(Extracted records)
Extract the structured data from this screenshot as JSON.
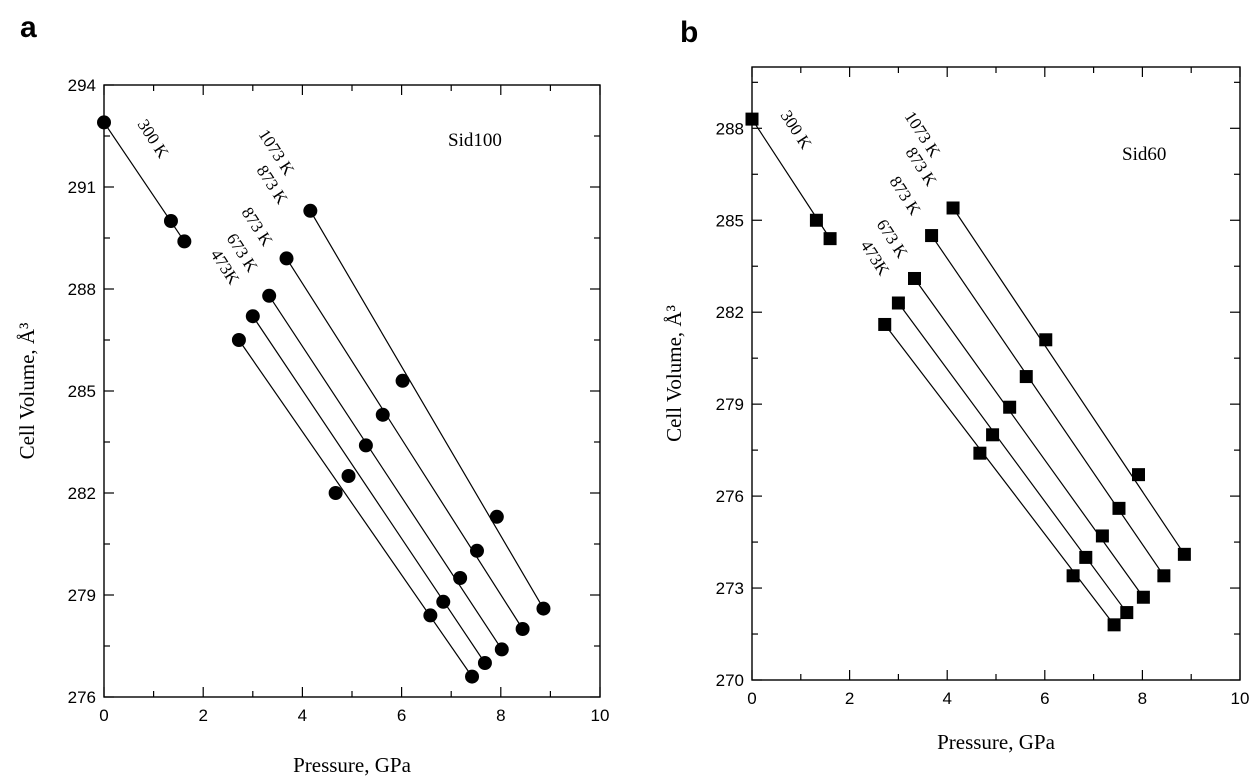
{
  "chart_data": [
    {
      "panel": "a",
      "type": "scatter",
      "sample": "Sid100",
      "xlabel": "Pressure, GPa",
      "ylabel": "Cell Volume, Å³",
      "xlim": [
        0,
        10
      ],
      "ylim": [
        276,
        294
      ],
      "xticks": [
        0,
        2,
        4,
        6,
        8,
        10
      ],
      "yticks": [
        276,
        279,
        282,
        285,
        288,
        291,
        294
      ],
      "grid": false,
      "marker": "circle",
      "series": [
        {
          "name": "300 K",
          "points": [
            [
              0,
              292.9
            ],
            [
              1.35,
              290.0
            ],
            [
              1.62,
              289.4
            ]
          ],
          "fit": [
            [
              0,
              292.9
            ],
            [
              1.62,
              289.4
            ]
          ]
        },
        {
          "name": "473K",
          "points": [
            [
              2.72,
              286.5
            ],
            [
              4.67,
              282.0
            ],
            [
              6.58,
              278.4
            ],
            [
              7.42,
              276.6
            ]
          ],
          "fit": [
            [
              2.72,
              286.5
            ],
            [
              7.42,
              276.6
            ]
          ]
        },
        {
          "name": "673 K",
          "points": [
            [
              3.0,
              287.2
            ],
            [
              4.93,
              282.5
            ],
            [
              6.84,
              278.8
            ],
            [
              7.68,
              277.0
            ]
          ],
          "fit": [
            [
              3.0,
              287.2
            ],
            [
              7.68,
              277.0
            ]
          ]
        },
        {
          "name": "873 K",
          "points": [
            [
              3.33,
              287.8
            ],
            [
              5.28,
              283.4
            ],
            [
              7.18,
              279.5
            ],
            [
              8.02,
              277.4
            ]
          ],
          "fit": [
            [
              3.33,
              287.8
            ],
            [
              8.02,
              277.4
            ]
          ]
        },
        {
          "name": "873 K",
          "points": [
            [
              3.68,
              288.9
            ],
            [
              5.62,
              284.3
            ],
            [
              7.52,
              280.3
            ],
            [
              8.44,
              278.0
            ]
          ],
          "fit": [
            [
              3.68,
              288.9
            ],
            [
              8.44,
              278.0
            ]
          ]
        },
        {
          "name": "1073 K",
          "points": [
            [
              4.16,
              290.3
            ],
            [
              6.02,
              285.3
            ],
            [
              7.92,
              281.3
            ],
            [
              8.86,
              278.6
            ]
          ],
          "fit": [
            [
              4.16,
              290.3
            ],
            [
              8.86,
              278.6
            ]
          ]
        }
      ]
    },
    {
      "panel": "b",
      "type": "scatter",
      "sample": "Sid60",
      "xlabel": "Pressure, GPa",
      "ylabel": "Cell Volume, Å³",
      "xlim": [
        0,
        10
      ],
      "ylim": [
        270,
        290
      ],
      "xticks": [
        0,
        2,
        4,
        6,
        8,
        10
      ],
      "yticks": [
        270,
        273,
        276,
        279,
        282,
        285,
        288
      ],
      "grid": false,
      "marker": "square",
      "series": [
        {
          "name": "300 K",
          "points": [
            [
              0,
              288.3
            ],
            [
              1.32,
              285.0
            ],
            [
              1.6,
              284.4
            ]
          ],
          "fit": [
            [
              0,
              288.3
            ],
            [
              1.6,
              284.4
            ]
          ]
        },
        {
          "name": "473K",
          "points": [
            [
              2.72,
              281.6
            ],
            [
              4.67,
              277.4
            ],
            [
              6.58,
              273.4
            ],
            [
              7.42,
              271.8
            ]
          ],
          "fit": [
            [
              2.72,
              281.6
            ],
            [
              7.42,
              271.8
            ]
          ]
        },
        {
          "name": "673 K",
          "points": [
            [
              3.0,
              282.3
            ],
            [
              4.93,
              278.0
            ],
            [
              6.84,
              274.0
            ],
            [
              7.68,
              272.2
            ]
          ],
          "fit": [
            [
              3.0,
              282.3
            ],
            [
              7.68,
              272.2
            ]
          ]
        },
        {
          "name": "873 K",
          "points": [
            [
              3.33,
              283.1
            ],
            [
              5.28,
              278.9
            ],
            [
              7.18,
              274.7
            ],
            [
              8.02,
              272.7
            ]
          ],
          "fit": [
            [
              3.33,
              283.1
            ],
            [
              8.02,
              272.7
            ]
          ]
        },
        {
          "name": "873 K",
          "points": [
            [
              3.68,
              284.5
            ],
            [
              5.62,
              279.9
            ],
            [
              7.52,
              275.6
            ],
            [
              8.44,
              273.4
            ]
          ],
          "fit": [
            [
              3.68,
              284.5
            ],
            [
              8.44,
              273.4
            ]
          ]
        },
        {
          "name": "1073 K",
          "points": [
            [
              4.12,
              285.4
            ],
            [
              6.02,
              281.1
            ],
            [
              7.92,
              276.7
            ],
            [
              8.86,
              274.1
            ]
          ],
          "fit": [
            [
              4.12,
              285.4
            ],
            [
              8.86,
              274.1
            ]
          ]
        }
      ]
    }
  ]
}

__PROBLEM DESCRIPTION__
Reproduce all of the entries word for word, skipping any pictures they hold.

__FULL ANSWER__
Extract the structured data from this screenshot as JSON.
{
  "chart_data": [
    {
      "panel": "a",
      "type": "scatter",
      "sample": "Sid100",
      "xlabel": "Pressure, GPa",
      "ylabel": "Cell Volume, Å³",
      "xlim": [
        0,
        10
      ],
      "ylim": [
        276,
        294
      ],
      "xticks": [
        0,
        2,
        4,
        6,
        8,
        10
      ],
      "yticks": [
        276,
        279,
        282,
        285,
        288,
        291,
        294
      ],
      "grid": false,
      "marker": "circle",
      "series": [
        {
          "name": "300 K",
          "points": [
            [
              0,
              292.9
            ],
            [
              1.35,
              290.0
            ],
            [
              1.62,
              289.4
            ]
          ],
          "fit": [
            [
              0,
              292.9
            ],
            [
              1.62,
              289.4
            ]
          ]
        },
        {
          "name": "473K",
          "points": [
            [
              2.72,
              286.5
            ],
            [
              4.67,
              282.0
            ],
            [
              6.58,
              278.4
            ],
            [
              7.42,
              276.6
            ]
          ],
          "fit": [
            [
              2.72,
              286.5
            ],
            [
              7.42,
              276.6
            ]
          ]
        },
        {
          "name": "673 K",
          "points": [
            [
              3.0,
              287.2
            ],
            [
              4.93,
              282.5
            ],
            [
              6.84,
              278.8
            ],
            [
              7.68,
              277.0
            ]
          ],
          "fit": [
            [
              3.0,
              287.2
            ],
            [
              7.68,
              277.0
            ]
          ]
        },
        {
          "name": "873 K",
          "points": [
            [
              3.33,
              287.8
            ],
            [
              5.28,
              283.4
            ],
            [
              7.18,
              279.5
            ],
            [
              8.02,
              277.4
            ]
          ],
          "fit": [
            [
              3.33,
              287.8
            ],
            [
              8.02,
              277.4
            ]
          ]
        },
        {
          "name": "873 K",
          "points": [
            [
              3.68,
              288.9
            ],
            [
              5.62,
              284.3
            ],
            [
              7.52,
              280.3
            ],
            [
              8.44,
              278.0
            ]
          ],
          "fit": [
            [
              3.68,
              288.9
            ],
            [
              8.44,
              278.0
            ]
          ]
        },
        {
          "name": "1073 K",
          "points": [
            [
              4.16,
              290.3
            ],
            [
              6.02,
              285.3
            ],
            [
              7.92,
              281.3
            ],
            [
              8.86,
              278.6
            ]
          ],
          "fit": [
            [
              4.16,
              290.3
            ],
            [
              8.86,
              278.6
            ]
          ]
        }
      ]
    },
    {
      "panel": "b",
      "type": "scatter",
      "sample": "Sid60",
      "xlabel": "Pressure, GPa",
      "ylabel": "Cell Volume, Å³",
      "xlim": [
        0,
        10
      ],
      "ylim": [
        270,
        290
      ],
      "xticks": [
        0,
        2,
        4,
        6,
        8,
        10
      ],
      "yticks": [
        270,
        273,
        276,
        279,
        282,
        285,
        288
      ],
      "grid": false,
      "marker": "square",
      "series": [
        {
          "name": "300 K",
          "points": [
            [
              0,
              288.3
            ],
            [
              1.32,
              285.0
            ],
            [
              1.6,
              284.4
            ]
          ],
          "fit": [
            [
              0,
              288.3
            ],
            [
              1.6,
              284.4
            ]
          ]
        },
        {
          "name": "473K",
          "points": [
            [
              2.72,
              281.6
            ],
            [
              4.67,
              277.4
            ],
            [
              6.58,
              273.4
            ],
            [
              7.42,
              271.8
            ]
          ],
          "fit": [
            [
              2.72,
              281.6
            ],
            [
              7.42,
              271.8
            ]
          ]
        },
        {
          "name": "673 K",
          "points": [
            [
              3.0,
              282.3
            ],
            [
              4.93,
              278.0
            ],
            [
              6.84,
              274.0
            ],
            [
              7.68,
              272.2
            ]
          ],
          "fit": [
            [
              3.0,
              282.3
            ],
            [
              7.68,
              272.2
            ]
          ]
        },
        {
          "name": "873 K",
          "points": [
            [
              3.33,
              283.1
            ],
            [
              5.28,
              278.9
            ],
            [
              7.18,
              274.7
            ],
            [
              8.02,
              272.7
            ]
          ],
          "fit": [
            [
              3.33,
              283.1
            ],
            [
              8.02,
              272.7
            ]
          ]
        },
        {
          "name": "873 K",
          "points": [
            [
              3.68,
              284.5
            ],
            [
              5.62,
              279.9
            ],
            [
              7.52,
              275.6
            ],
            [
              8.44,
              273.4
            ]
          ],
          "fit": [
            [
              3.68,
              284.5
            ],
            [
              8.44,
              273.4
            ]
          ]
        },
        {
          "name": "1073 K",
          "points": [
            [
              4.12,
              285.4
            ],
            [
              6.02,
              281.1
            ],
            [
              7.92,
              276.7
            ],
            [
              8.86,
              274.1
            ]
          ],
          "fit": [
            [
              4.12,
              285.4
            ],
            [
              8.86,
              274.1
            ]
          ]
        }
      ]
    }
  ]
}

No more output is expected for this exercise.